● REQUIREMENT:
Identify all lines in the listing that include the word "spot", and copy them out.

● DATA:
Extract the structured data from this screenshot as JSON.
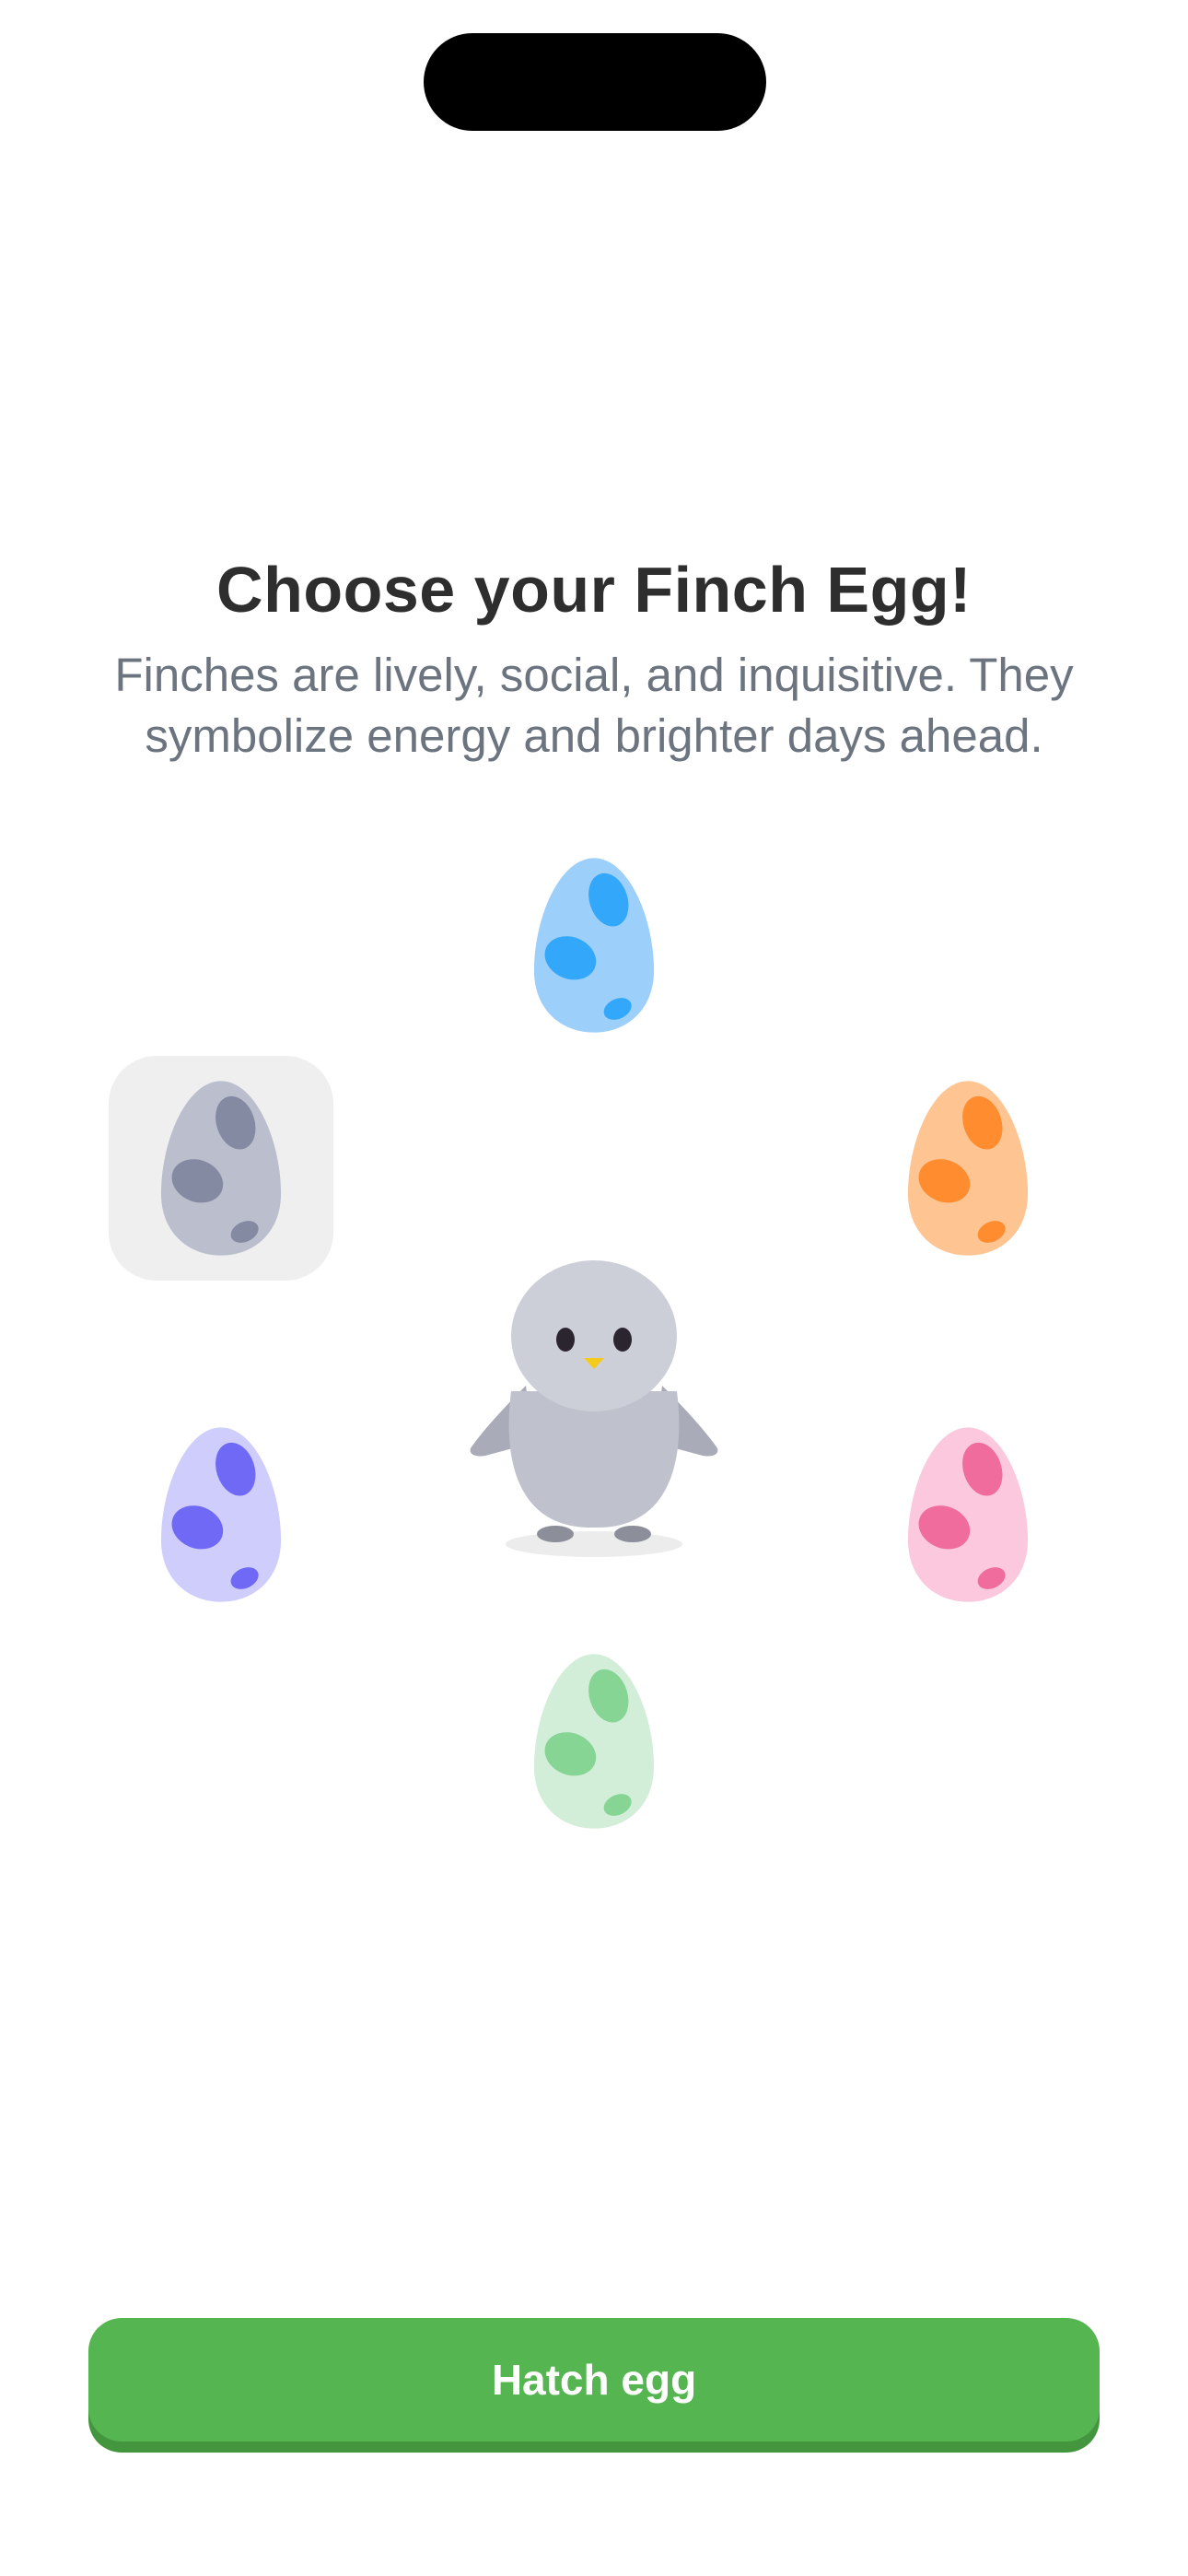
{
  "header": {
    "title": "Choose your Finch Egg!",
    "subtitle": "Finches are lively, social, and inquisitive. They symbolize energy and brighter days ahead."
  },
  "eggs": [
    {
      "id": "blue",
      "shell": "#9ccff9",
      "spot": "#33a7fa",
      "selected": false
    },
    {
      "id": "orange",
      "shell": "#fec492",
      "spot": "#ff8c2e",
      "selected": false
    },
    {
      "id": "pink",
      "shell": "#fbc8de",
      "spot": "#ef6c9d",
      "selected": false
    },
    {
      "id": "green",
      "shell": "#d3eed8",
      "spot": "#86d594",
      "selected": false
    },
    {
      "id": "purple",
      "shell": "#cfcdfc",
      "spot": "#6f69f5",
      "selected": false
    },
    {
      "id": "gray",
      "shell": "#bbbfcd",
      "spot": "#858aa3",
      "selected": true
    }
  ],
  "bird": {
    "icon": "finch-bird-icon",
    "body_color": "#bfc1cc"
  },
  "actions": {
    "hatch_label": "Hatch egg"
  },
  "colors": {
    "accent": "#55b550",
    "title": "#2e2e2e",
    "subtitle": "#6b747f"
  }
}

● WRITTEN SOLUTION:
      "spot": "#33a7fa",
      "spot": "#ff8c2e",
      "spot": "#ef6c9d",
      "spot": "#86d594",
      "spot": "#6f69f5",
      "spot": "#858aa3",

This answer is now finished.